BEGIN RAW RECORDS

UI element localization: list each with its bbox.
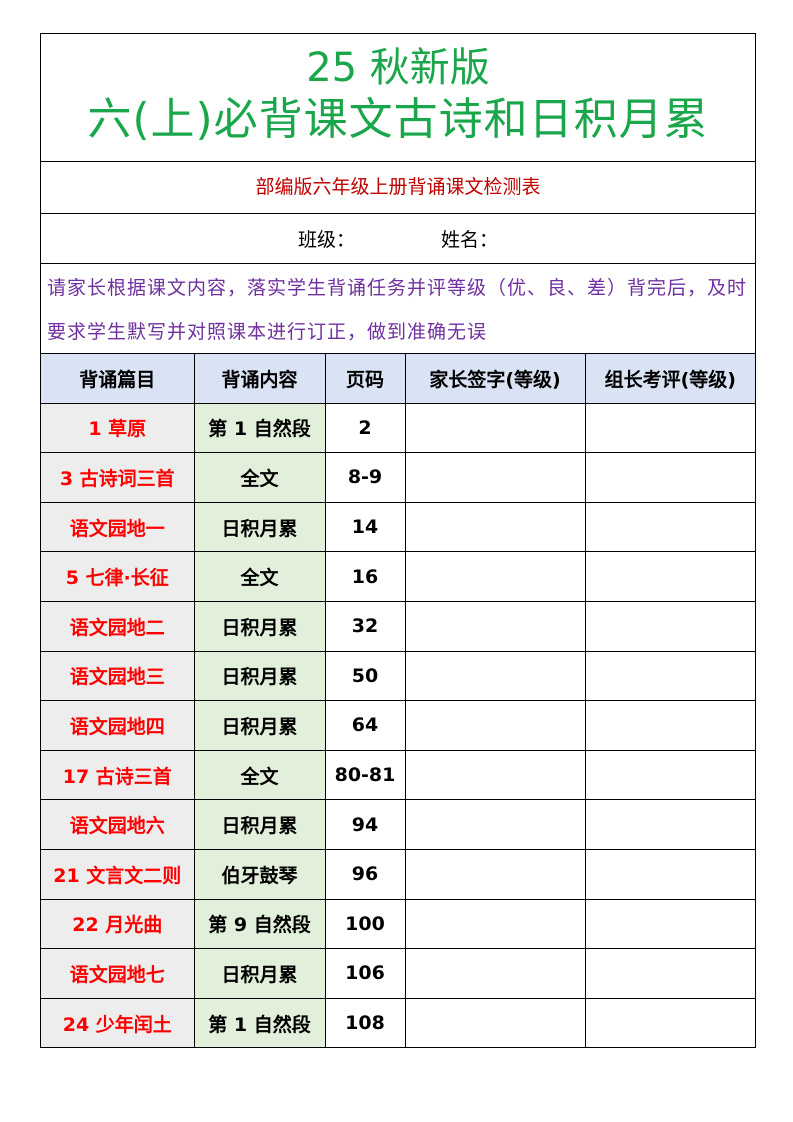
table-row: 3 古诗词三首 全文 8-9 [41, 452, 755, 503]
recite-content: 日积月累 [193, 600, 326, 652]
title-line-1: 25 秋新版 [306, 45, 490, 91]
student-info: 班级： 姓名： [41, 214, 755, 264]
class-label: 班级： [297, 229, 355, 251]
recite-content: 日积月累 [193, 799, 326, 850]
lesson-title: 22 月光曲 [41, 898, 195, 950]
page-number: 50 [324, 650, 406, 702]
recite-content: 日积月累 [193, 650, 326, 702]
parent-sign-cell[interactable] [404, 997, 586, 1048]
lesson-title: 语文园地三 [41, 650, 195, 702]
table-row: 22 月光曲第 9 自然段 100 [41, 898, 755, 950]
table-row: 语文园地六 日积月累 94 [41, 799, 755, 850]
recite-content: 日积月累 [193, 501, 326, 553]
lesson-title: 语文园地四 [41, 700, 195, 751]
recite-content: 第 9 自然段 [193, 898, 326, 950]
lesson-title: 3 古诗词三首 [41, 452, 195, 503]
page-number: 80-81 [324, 749, 406, 801]
recite-content: 日积月累 [193, 700, 326, 751]
recite-content: 第 1 自然段 [193, 997, 326, 1048]
table-row: 语文园地七 日积月累 106 [41, 948, 755, 999]
parent-sign-cell[interactable] [404, 700, 586, 751]
table-row: 语文园地二 日积月累 32 [41, 600, 755, 652]
table-row: 17 古诗三首 全文 80-81 [41, 749, 755, 801]
page-number: 64 [324, 700, 406, 751]
recitation-table: 背诵篇目 背诵内容 页码 家长签字(等级) 组长考评(等级) 1 草原第 1 自… [41, 354, 755, 1048]
recite-content: 全文 [193, 749, 326, 801]
page-number: 32 [324, 600, 406, 652]
page-number: 94 [324, 799, 406, 850]
parent-sign-cell[interactable] [404, 650, 586, 702]
parent-sign-cell[interactable] [404, 452, 586, 503]
recite-content: 全文 [193, 551, 326, 602]
page-number: 16 [324, 551, 406, 602]
header-page: 页码 [324, 354, 406, 404]
leader-eval-cell[interactable] [584, 749, 755, 801]
table-row: 24 少年闰土第 1 自然段 108 [41, 997, 755, 1048]
recite-content: 第 1 自然段 [193, 402, 326, 454]
leader-eval-cell[interactable] [584, 501, 755, 553]
page-number: 106 [324, 948, 406, 999]
leader-eval-cell[interactable] [584, 799, 755, 850]
leader-eval-cell[interactable] [584, 650, 755, 702]
table-row: 语文园地三 日积月累 50 [41, 650, 755, 702]
header-leader-eval: 组长考评(等级) [584, 354, 755, 404]
recite-content: 全文 [193, 452, 326, 503]
leader-eval-cell[interactable] [584, 402, 755, 454]
lesson-title: 24 少年闰土 [41, 997, 195, 1048]
parent-sign-cell[interactable] [404, 749, 586, 801]
lesson-title: 17 古诗三首 [41, 749, 195, 801]
title-line-2: 六(上)必背课文古诗和日积月累 [87, 94, 709, 145]
page-number: 100 [324, 898, 406, 950]
lesson-title: 21 文言文二则 [41, 848, 195, 900]
lesson-title: 语文园地七 [41, 948, 195, 999]
lesson-title: 1 草原 [41, 402, 195, 454]
table-row: 1 草原第 1 自然段 2 [41, 402, 755, 454]
parent-sign-cell[interactable] [404, 948, 586, 999]
page-number: 8-9 [324, 452, 406, 503]
leader-eval-cell[interactable] [584, 551, 755, 602]
header-parent-sign: 家长签字(等级) [404, 354, 586, 404]
table-header-row: 背诵篇目 背诵内容 页码 家长签字(等级) 组长考评(等级) [41, 354, 755, 404]
leader-eval-cell[interactable] [584, 700, 755, 751]
parent-sign-cell[interactable] [404, 402, 586, 454]
leader-eval-cell[interactable] [584, 600, 755, 652]
header-title: 背诵篇目 [41, 354, 195, 404]
leader-eval-cell[interactable] [584, 848, 755, 900]
table-row: 语文园地一 日积月累 14 [41, 501, 755, 553]
subtitle: 部编版六年级上册背诵课文检测表 [41, 162, 755, 214]
lesson-title: 语文园地一 [41, 501, 195, 553]
title-block: 25 秋新版 六(上)必背课文古诗和日积月累 [41, 34, 755, 162]
table-row: 5 七律·长征 全文 16 [41, 551, 755, 602]
page-number: 14 [324, 501, 406, 553]
leader-eval-cell[interactable] [584, 997, 755, 1048]
recite-content: 伯牙鼓琴 [193, 848, 326, 900]
parent-sign-cell[interactable] [404, 898, 586, 950]
name-label: 姓名： [441, 229, 499, 251]
parent-instructions: 请家长根据课文内容，落实学生背诵任务并评等级（优、良、差）背完后，及时要求学生默… [41, 264, 755, 354]
parent-sign-cell[interactable] [404, 848, 586, 900]
page-number: 108 [324, 997, 406, 1048]
leader-eval-cell[interactable] [584, 452, 755, 503]
table-row: 21 文言文二则 伯牙鼓琴 96 [41, 848, 755, 900]
parent-sign-cell[interactable] [404, 799, 586, 850]
recite-content: 日积月累 [193, 948, 326, 999]
table-row: 语文园地四 日积月累 64 [41, 700, 755, 751]
recitation-sheet: 25 秋新版 六(上)必背课文古诗和日积月累 部编版六年级上册背诵课文检测表 班… [40, 33, 756, 1049]
parent-sign-cell[interactable] [404, 501, 586, 553]
leader-eval-cell[interactable] [584, 948, 755, 999]
header-content: 背诵内容 [193, 354, 326, 404]
lesson-title: 语文园地二 [41, 600, 195, 652]
parent-sign-cell[interactable] [404, 600, 586, 652]
lesson-title: 5 七律·长征 [41, 551, 195, 602]
page-number: 96 [324, 848, 406, 900]
parent-sign-cell[interactable] [404, 551, 586, 602]
page-number: 2 [324, 402, 406, 454]
leader-eval-cell[interactable] [584, 898, 755, 950]
lesson-title: 语文园地六 [41, 799, 195, 850]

END RAW RECORDS

» YOUR TASK
Would you copy the items above word for word, beginning at the line that has "table-row: 3 古诗词三首 全文 8-9 [41, 452, 755, 503]" and stopping after the line that has "page-number: 100 [324, 898, 406, 950]"?

» EXPECTED OUTPUT
table-row: 3 古诗词三首 全文 8-9 [41, 452, 755, 503]
recite-content: 日积月累 [193, 600, 326, 652]
title-line-1: 25 秋新版 [306, 45, 490, 91]
student-info: 班级： 姓名： [41, 214, 755, 264]
class-label: 班级： [297, 229, 355, 251]
recite-content: 日积月累 [193, 799, 326, 850]
lesson-title: 22 月光曲 [41, 898, 195, 950]
page-number: 50 [324, 650, 406, 702]
recite-content: 日积月累 [193, 650, 326, 702]
parent-sign-cell[interactable] [404, 997, 586, 1048]
lesson-title: 语文园地三 [41, 650, 195, 702]
table-row: 22 月光曲第 9 自然段 100 [41, 898, 755, 950]
table-row: 语文园地六 日积月累 94 [41, 799, 755, 850]
recite-content: 日积月累 [193, 501, 326, 553]
lesson-title: 语文园地四 [41, 700, 195, 751]
recite-content: 第 9 自然段 [193, 898, 326, 950]
lesson-title: 3 古诗词三首 [41, 452, 195, 503]
page-number: 80-81 [324, 749, 406, 801]
recite-content: 日积月累 [193, 700, 326, 751]
recite-content: 第 1 自然段 [193, 997, 326, 1048]
table-row: 语文园地七 日积月累 106 [41, 948, 755, 999]
parent-sign-cell[interactable] [404, 700, 586, 751]
table-row: 语文园地二 日积月累 32 [41, 600, 755, 652]
table-row: 17 古诗三首 全文 80-81 [41, 749, 755, 801]
page-number: 64 [324, 700, 406, 751]
recitation-table: 背诵篇目 背诵内容 页码 家长签字(等级) 组长考评(等级) 1 草原第 1 自… [41, 354, 755, 1048]
recite-content: 全文 [193, 749, 326, 801]
page-number: 32 [324, 600, 406, 652]
page-number: 94 [324, 799, 406, 850]
parent-sign-cell[interactable] [404, 650, 586, 702]
parent-sign-cell[interactable] [404, 452, 586, 503]
recite-content: 全文 [193, 551, 326, 602]
page-number: 16 [324, 551, 406, 602]
header-page: 页码 [324, 354, 406, 404]
leader-eval-cell[interactable] [584, 749, 755, 801]
table-row: 24 少年闰土第 1 自然段 108 [41, 997, 755, 1048]
recite-content: 第 1 自然段 [193, 402, 326, 454]
leader-eval-cell[interactable] [584, 501, 755, 553]
page-number: 106 [324, 948, 406, 999]
leader-eval-cell[interactable] [584, 799, 755, 850]
leader-eval-cell[interactable] [584, 650, 755, 702]
table-row: 语文园地三 日积月累 50 [41, 650, 755, 702]
header-leader-eval: 组长考评(等级) [584, 354, 755, 404]
recite-content: 全文 [193, 452, 326, 503]
leader-eval-cell[interactable] [584, 402, 755, 454]
lesson-title: 24 少年闰土 [41, 997, 195, 1048]
parent-sign-cell[interactable] [404, 749, 586, 801]
lesson-title: 17 古诗三首 [41, 749, 195, 801]
title-line-2: 六(上)必背课文古诗和日积月累 [87, 94, 709, 145]
page-number: 100 [324, 898, 406, 950]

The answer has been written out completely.